Start of Extracted entries
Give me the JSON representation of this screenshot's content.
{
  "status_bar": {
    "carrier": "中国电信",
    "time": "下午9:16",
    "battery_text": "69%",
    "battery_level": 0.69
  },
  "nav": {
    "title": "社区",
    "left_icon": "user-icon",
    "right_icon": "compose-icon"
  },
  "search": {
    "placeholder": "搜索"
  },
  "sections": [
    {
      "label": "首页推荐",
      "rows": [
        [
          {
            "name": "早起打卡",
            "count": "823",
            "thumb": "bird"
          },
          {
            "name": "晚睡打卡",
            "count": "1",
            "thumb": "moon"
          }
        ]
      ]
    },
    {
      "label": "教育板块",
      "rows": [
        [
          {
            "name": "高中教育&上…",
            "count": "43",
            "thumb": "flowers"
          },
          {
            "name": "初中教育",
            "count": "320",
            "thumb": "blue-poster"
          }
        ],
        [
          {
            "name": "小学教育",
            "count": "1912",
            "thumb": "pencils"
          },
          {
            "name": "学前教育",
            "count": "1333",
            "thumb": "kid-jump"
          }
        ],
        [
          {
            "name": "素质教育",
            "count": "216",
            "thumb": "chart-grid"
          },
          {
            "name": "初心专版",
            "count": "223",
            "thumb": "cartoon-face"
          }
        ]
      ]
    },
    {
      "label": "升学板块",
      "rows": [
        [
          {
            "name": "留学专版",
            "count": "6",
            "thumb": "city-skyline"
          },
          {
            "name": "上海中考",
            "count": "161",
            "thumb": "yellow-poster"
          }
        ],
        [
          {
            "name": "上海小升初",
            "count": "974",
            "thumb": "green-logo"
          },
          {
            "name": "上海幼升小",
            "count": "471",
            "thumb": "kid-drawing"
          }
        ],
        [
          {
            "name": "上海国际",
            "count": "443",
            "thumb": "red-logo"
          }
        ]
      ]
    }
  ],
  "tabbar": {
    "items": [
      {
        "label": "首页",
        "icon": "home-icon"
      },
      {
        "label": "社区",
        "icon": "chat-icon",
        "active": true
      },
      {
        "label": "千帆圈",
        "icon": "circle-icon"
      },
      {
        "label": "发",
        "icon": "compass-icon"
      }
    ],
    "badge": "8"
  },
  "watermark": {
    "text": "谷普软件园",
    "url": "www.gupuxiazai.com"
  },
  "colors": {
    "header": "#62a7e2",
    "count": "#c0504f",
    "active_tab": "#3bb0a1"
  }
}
End of Extracted entries
Task directions =
Word for word, write out the data.

Response to the task =
Give me the JSON representation of this screenshot's content.
{
  "status_bar": {
    "carrier": "中国电信",
    "time": "下午9:16",
    "battery_text": "69%",
    "battery_level": 0.69
  },
  "nav": {
    "title": "社区",
    "left_icon": "user-icon",
    "right_icon": "compose-icon"
  },
  "search": {
    "placeholder": "搜索"
  },
  "sections": [
    {
      "label": "首页推荐",
      "rows": [
        [
          {
            "name": "早起打卡",
            "count": "823",
            "thumb": "bird"
          },
          {
            "name": "晚睡打卡",
            "count": "1",
            "thumb": "moon"
          }
        ]
      ]
    },
    {
      "label": "教育板块",
      "rows": [
        [
          {
            "name": "高中教育&上…",
            "count": "43",
            "thumb": "flowers"
          },
          {
            "name": "初中教育",
            "count": "320",
            "thumb": "blue-poster"
          }
        ],
        [
          {
            "name": "小学教育",
            "count": "1912",
            "thumb": "pencils"
          },
          {
            "name": "学前教育",
            "count": "1333",
            "thumb": "kid-jump"
          }
        ],
        [
          {
            "name": "素质教育",
            "count": "216",
            "thumb": "chart-grid"
          },
          {
            "name": "初心专版",
            "count": "223",
            "thumb": "cartoon-face"
          }
        ]
      ]
    },
    {
      "label": "升学板块",
      "rows": [
        [
          {
            "name": "留学专版",
            "count": "6",
            "thumb": "city-skyline"
          },
          {
            "name": "上海中考",
            "count": "161",
            "thumb": "yellow-poster"
          }
        ],
        [
          {
            "name": "上海小升初",
            "count": "974",
            "thumb": "green-logo"
          },
          {
            "name": "上海幼升小",
            "count": "471",
            "thumb": "kid-drawing"
          }
        ],
        [
          {
            "name": "上海国际",
            "count": "443",
            "thumb": "red-logo"
          }
        ]
      ]
    }
  ],
  "tabbar": {
    "items": [
      {
        "label": "首页",
        "icon": "home-icon"
      },
      {
        "label": "社区",
        "icon": "chat-icon",
        "active": true
      },
      {
        "label": "千帆圈",
        "icon": "circle-icon"
      },
      {
        "label": "发",
        "icon": "compass-icon"
      }
    ],
    "badge": "8"
  },
  "watermark": {
    "text": "谷普软件园",
    "url": "www.gupuxiazai.com"
  },
  "colors": {
    "header": "#62a7e2",
    "count": "#c0504f",
    "active_tab": "#3bb0a1"
  }
}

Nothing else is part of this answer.